* Records for the task
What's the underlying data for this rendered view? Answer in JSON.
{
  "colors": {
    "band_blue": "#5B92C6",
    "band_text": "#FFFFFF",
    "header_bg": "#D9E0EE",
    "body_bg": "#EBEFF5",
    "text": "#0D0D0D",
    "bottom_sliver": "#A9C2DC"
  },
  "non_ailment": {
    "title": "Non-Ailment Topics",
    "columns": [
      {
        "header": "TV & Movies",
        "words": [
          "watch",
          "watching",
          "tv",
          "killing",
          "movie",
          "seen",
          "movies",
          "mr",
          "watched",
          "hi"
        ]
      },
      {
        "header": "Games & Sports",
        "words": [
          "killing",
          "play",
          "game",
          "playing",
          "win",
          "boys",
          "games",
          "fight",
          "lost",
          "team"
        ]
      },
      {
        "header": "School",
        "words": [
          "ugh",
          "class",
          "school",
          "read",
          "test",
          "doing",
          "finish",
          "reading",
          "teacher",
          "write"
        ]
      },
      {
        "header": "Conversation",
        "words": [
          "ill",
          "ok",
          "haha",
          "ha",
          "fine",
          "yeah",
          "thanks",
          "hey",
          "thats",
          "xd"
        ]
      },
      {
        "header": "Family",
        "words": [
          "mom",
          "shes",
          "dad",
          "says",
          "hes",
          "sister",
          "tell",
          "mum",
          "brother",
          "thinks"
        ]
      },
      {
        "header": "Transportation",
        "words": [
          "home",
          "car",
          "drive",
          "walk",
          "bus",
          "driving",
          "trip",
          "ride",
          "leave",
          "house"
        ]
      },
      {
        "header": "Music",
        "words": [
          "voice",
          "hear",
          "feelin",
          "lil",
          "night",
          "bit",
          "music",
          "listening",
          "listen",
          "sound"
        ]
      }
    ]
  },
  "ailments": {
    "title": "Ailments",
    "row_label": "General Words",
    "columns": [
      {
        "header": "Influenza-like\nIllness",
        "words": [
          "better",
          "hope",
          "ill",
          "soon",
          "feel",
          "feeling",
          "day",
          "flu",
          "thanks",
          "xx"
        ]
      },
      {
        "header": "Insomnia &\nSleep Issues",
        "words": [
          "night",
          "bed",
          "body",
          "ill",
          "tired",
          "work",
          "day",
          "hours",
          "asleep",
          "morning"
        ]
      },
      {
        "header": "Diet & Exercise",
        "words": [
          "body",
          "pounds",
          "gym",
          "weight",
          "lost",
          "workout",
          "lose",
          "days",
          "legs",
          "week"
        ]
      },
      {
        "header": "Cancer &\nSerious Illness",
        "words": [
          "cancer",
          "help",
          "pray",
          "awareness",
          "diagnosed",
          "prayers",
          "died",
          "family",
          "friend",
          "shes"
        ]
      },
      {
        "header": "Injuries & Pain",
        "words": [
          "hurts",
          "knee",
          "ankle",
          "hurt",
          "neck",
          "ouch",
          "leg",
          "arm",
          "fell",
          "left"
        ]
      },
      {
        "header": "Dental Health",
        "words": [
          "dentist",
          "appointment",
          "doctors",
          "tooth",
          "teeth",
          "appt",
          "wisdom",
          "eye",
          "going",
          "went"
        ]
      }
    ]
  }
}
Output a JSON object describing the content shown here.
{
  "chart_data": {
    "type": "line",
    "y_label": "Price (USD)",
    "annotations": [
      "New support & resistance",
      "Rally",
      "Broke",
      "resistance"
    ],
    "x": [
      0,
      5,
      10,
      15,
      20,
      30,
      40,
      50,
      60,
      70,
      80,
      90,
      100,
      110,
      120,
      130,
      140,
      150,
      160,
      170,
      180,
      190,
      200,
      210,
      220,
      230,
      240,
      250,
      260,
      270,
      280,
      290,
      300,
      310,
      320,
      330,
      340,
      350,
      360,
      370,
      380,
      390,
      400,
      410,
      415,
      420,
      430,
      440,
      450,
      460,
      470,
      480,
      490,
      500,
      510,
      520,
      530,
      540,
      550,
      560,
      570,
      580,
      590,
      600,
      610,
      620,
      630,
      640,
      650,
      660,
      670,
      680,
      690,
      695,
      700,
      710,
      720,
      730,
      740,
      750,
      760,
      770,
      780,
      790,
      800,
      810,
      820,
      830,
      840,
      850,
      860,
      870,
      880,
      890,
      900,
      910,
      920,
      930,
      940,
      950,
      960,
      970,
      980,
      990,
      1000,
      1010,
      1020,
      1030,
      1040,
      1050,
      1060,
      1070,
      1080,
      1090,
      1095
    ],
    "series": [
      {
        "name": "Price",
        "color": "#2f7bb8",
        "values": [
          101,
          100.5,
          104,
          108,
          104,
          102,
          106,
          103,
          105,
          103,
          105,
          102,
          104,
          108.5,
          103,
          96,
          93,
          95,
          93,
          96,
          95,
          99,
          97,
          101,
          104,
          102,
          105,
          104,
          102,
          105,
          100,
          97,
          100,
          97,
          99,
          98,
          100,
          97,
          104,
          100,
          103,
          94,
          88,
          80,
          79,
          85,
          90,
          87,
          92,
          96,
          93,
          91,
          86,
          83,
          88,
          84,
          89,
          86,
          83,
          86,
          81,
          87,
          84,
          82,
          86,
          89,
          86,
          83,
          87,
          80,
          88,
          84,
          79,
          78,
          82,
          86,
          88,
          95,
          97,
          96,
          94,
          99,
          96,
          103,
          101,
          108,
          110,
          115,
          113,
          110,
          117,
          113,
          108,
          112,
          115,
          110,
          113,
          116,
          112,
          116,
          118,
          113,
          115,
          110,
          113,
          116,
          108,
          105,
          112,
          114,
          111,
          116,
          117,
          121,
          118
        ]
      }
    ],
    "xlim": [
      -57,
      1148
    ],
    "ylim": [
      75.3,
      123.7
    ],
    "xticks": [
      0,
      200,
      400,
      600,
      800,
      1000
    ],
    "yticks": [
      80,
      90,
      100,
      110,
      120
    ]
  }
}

* Set exercise
Read the entries and show each line that mentions "JSON".

* Written reply
What's the underlying data for this rendered view? Answer in JSON.
Output a JSON object describing the content shown here.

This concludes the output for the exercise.